[BEGIN Data shown]

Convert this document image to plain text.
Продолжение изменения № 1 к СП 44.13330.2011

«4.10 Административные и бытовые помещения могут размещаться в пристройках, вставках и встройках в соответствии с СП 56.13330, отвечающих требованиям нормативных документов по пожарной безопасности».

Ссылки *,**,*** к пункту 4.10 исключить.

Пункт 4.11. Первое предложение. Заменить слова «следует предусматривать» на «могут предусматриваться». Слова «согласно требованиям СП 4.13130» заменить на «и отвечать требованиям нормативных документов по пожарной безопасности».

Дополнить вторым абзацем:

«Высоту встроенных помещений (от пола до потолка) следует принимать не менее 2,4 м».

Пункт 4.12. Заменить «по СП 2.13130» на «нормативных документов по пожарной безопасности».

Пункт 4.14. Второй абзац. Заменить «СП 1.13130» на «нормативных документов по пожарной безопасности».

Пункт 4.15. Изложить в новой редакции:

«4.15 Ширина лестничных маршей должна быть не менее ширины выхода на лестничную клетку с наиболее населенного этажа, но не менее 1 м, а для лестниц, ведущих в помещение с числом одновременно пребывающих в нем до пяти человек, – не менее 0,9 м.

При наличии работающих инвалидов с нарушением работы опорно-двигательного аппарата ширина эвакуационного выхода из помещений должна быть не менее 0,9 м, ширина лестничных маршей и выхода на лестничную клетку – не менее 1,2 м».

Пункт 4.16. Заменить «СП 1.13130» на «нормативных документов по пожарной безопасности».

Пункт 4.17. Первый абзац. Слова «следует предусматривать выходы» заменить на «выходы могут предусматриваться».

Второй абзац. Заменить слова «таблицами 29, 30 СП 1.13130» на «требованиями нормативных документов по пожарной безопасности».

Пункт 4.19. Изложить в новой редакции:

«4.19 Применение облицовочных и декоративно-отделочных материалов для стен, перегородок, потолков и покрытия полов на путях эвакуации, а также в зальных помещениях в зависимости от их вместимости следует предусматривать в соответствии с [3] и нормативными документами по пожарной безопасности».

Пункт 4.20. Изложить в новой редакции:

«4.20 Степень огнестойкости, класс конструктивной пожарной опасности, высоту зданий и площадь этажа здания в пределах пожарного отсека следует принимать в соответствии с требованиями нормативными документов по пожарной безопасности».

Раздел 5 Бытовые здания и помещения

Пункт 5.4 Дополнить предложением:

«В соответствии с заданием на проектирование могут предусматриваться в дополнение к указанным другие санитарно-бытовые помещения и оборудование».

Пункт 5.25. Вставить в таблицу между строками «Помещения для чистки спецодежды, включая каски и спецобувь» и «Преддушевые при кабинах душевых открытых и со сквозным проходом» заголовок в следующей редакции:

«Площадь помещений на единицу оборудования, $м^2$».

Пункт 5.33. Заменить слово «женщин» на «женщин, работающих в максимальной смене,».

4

[END Data shown]

## Task to complete
Which lines contain the word "лестничных"? Copy each one.

## Task result
«4.15 Ширина лестничных маршей должна быть не менее ширины выхода на лестничную клетку с наиболее населенного этажа, но не менее 1 м, а для лестниц, ведущих в помещение с числом одновременно пребывающих в нем до пяти человек, – не менее 0,9 м.
При наличии работающих инвалидов с нарушением работы опорно-двигательного аппарата ширина эвакуационного выхода из помещений должна быть не менее 0,9 м, ширина лестничных маршей и выхода на лестничную клетку – не менее 1,2 м».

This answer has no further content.